# [DATA PROVIDED]
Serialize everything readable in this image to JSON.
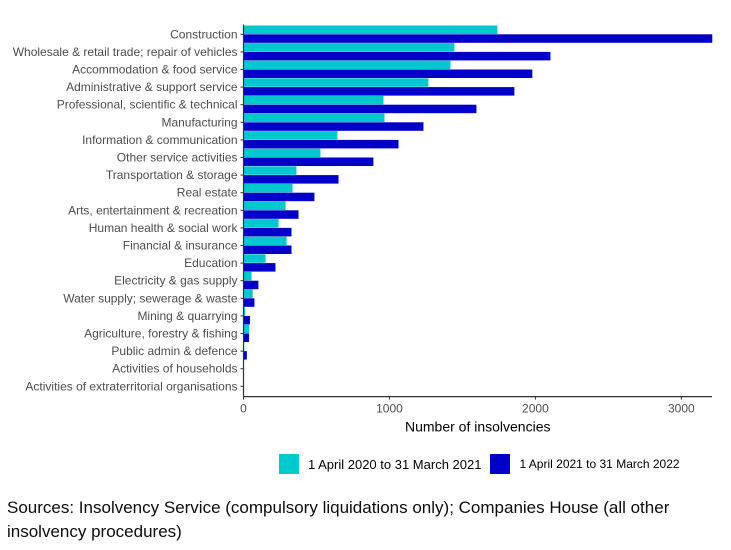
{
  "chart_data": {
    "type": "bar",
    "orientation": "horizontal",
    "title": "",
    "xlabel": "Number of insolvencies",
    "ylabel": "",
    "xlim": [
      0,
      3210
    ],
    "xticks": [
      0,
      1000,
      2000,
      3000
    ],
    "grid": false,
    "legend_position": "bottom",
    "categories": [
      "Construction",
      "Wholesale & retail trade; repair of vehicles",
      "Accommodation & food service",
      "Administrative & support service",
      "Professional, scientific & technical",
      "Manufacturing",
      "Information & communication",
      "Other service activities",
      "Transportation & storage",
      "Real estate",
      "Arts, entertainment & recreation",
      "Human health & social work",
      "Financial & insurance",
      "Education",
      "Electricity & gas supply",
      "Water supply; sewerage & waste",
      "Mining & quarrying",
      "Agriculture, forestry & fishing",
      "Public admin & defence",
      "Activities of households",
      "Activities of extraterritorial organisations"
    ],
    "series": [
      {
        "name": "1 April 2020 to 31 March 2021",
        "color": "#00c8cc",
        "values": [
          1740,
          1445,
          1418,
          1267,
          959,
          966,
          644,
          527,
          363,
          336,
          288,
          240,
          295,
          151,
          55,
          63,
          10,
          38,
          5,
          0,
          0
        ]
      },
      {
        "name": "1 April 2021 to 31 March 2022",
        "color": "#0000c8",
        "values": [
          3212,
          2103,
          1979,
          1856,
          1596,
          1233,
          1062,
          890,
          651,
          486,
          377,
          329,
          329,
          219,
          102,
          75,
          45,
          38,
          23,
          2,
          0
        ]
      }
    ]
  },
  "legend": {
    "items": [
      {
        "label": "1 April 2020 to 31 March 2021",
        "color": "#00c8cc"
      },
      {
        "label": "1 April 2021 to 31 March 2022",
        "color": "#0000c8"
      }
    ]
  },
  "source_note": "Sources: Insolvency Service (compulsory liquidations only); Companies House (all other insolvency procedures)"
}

--

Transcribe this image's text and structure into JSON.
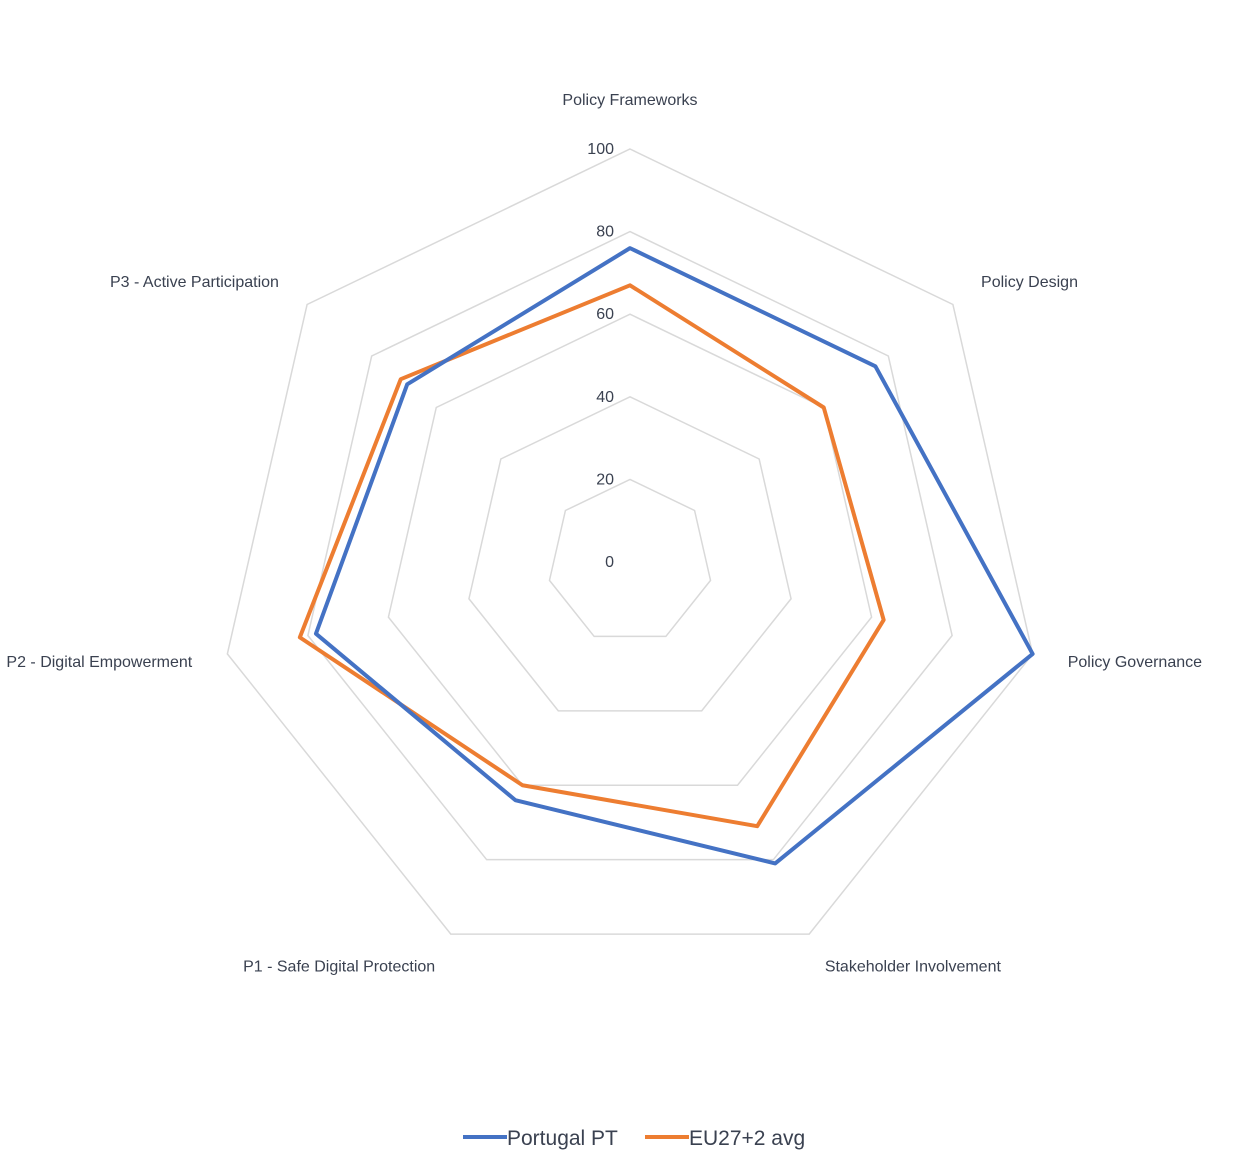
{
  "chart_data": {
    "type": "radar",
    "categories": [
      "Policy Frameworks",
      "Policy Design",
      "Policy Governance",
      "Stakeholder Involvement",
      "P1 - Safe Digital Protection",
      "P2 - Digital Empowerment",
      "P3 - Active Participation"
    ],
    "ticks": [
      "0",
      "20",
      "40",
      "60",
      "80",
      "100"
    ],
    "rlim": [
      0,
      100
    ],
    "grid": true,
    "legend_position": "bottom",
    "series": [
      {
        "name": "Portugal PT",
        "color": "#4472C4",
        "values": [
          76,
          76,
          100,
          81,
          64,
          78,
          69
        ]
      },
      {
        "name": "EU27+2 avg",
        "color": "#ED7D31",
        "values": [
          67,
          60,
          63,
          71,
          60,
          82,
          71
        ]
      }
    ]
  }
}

--

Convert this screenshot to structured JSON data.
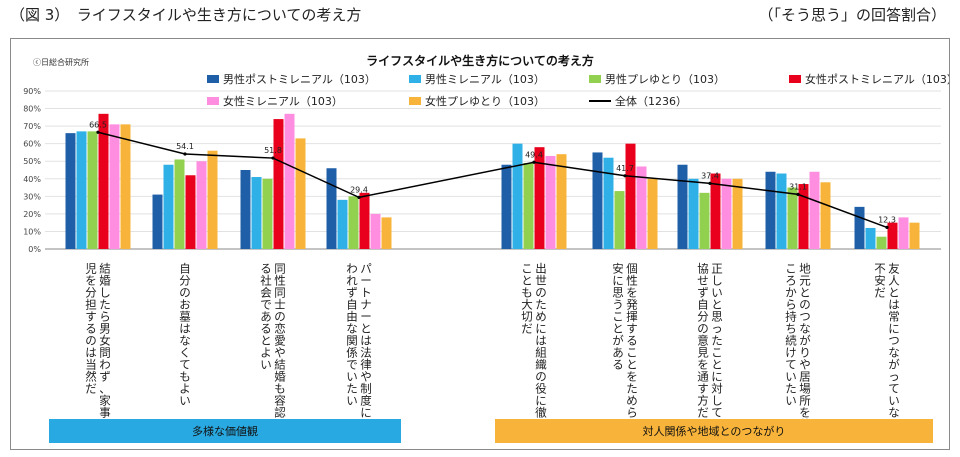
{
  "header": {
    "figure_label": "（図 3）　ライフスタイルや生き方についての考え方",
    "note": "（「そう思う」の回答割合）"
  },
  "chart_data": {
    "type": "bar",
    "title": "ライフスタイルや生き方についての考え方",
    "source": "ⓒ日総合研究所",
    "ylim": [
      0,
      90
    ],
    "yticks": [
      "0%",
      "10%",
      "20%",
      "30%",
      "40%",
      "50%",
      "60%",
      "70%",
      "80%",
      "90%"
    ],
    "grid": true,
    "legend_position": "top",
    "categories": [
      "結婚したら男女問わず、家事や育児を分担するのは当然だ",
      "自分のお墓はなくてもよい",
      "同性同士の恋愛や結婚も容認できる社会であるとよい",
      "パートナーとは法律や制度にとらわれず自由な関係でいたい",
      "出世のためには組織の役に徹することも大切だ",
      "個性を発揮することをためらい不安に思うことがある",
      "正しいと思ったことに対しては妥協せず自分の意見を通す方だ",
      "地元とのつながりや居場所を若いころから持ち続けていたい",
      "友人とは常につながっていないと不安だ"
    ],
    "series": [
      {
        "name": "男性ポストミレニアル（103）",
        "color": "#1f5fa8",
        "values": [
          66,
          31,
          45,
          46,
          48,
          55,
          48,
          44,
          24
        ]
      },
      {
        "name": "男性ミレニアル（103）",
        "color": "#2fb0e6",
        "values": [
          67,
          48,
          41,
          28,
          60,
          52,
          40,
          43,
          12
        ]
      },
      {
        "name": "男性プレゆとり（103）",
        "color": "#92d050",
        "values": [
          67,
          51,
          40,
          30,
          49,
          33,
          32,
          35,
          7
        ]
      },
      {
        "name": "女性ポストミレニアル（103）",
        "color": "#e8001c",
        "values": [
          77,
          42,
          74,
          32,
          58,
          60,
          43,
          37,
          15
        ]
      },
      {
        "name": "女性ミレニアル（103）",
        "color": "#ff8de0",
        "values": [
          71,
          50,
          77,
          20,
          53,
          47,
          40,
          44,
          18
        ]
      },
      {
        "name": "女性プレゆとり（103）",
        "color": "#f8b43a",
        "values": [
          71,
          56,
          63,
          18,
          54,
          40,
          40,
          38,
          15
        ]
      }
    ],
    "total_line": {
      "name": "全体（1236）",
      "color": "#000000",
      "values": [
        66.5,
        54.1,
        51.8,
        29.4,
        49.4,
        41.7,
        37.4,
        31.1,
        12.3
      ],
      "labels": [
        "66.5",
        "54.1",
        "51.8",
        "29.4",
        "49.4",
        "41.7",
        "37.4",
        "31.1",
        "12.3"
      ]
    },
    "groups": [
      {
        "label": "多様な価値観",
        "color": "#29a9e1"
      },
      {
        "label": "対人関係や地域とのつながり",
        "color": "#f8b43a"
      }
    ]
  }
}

# [EXERCISE]
Work out how many lines in the records above hold the string "Digital", then give only that count.

# [OUTPUT OF THE EXERCISE]
2